What you are asked to do: Locate all lines in the data below that hold "document" and show them.

[Collection entries]
— begin —
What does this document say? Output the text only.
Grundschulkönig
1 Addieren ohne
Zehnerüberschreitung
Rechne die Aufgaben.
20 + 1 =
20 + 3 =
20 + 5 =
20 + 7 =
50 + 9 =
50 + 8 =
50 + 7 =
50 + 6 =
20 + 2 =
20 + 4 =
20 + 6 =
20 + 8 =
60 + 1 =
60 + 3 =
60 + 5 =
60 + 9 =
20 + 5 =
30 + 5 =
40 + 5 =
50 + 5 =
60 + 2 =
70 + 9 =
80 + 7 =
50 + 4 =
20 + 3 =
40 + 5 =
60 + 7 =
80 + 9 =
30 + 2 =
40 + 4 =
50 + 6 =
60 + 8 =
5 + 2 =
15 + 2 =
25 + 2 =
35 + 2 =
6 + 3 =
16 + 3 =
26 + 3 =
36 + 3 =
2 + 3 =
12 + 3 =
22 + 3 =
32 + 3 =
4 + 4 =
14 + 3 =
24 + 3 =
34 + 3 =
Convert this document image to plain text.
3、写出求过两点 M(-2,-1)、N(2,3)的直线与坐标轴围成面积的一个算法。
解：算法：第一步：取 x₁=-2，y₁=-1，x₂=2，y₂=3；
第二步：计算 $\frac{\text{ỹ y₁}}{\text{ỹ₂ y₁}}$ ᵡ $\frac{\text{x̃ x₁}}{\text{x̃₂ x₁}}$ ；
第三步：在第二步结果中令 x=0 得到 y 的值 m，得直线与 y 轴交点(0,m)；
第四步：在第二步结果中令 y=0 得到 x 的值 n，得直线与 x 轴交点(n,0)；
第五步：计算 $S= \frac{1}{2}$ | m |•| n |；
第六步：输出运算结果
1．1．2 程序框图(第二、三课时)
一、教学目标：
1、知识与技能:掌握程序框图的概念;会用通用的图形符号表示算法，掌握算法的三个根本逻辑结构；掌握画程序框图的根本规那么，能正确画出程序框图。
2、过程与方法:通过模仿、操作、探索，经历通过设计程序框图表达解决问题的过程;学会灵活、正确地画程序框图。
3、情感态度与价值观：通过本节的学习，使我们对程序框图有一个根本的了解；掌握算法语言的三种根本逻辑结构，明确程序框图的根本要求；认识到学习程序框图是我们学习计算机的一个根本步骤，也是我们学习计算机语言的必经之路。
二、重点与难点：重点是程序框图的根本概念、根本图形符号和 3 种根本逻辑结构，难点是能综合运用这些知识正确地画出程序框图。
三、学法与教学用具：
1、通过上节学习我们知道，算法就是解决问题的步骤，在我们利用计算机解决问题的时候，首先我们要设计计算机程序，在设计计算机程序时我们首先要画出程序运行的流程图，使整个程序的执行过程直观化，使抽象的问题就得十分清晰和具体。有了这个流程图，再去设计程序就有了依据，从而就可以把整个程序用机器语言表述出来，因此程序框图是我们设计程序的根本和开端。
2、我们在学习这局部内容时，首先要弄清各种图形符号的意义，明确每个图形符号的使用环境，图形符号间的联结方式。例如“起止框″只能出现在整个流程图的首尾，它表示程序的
— end —
Response for this exercise:
What does this document say? Output the text only.
Convert this document image to plain text.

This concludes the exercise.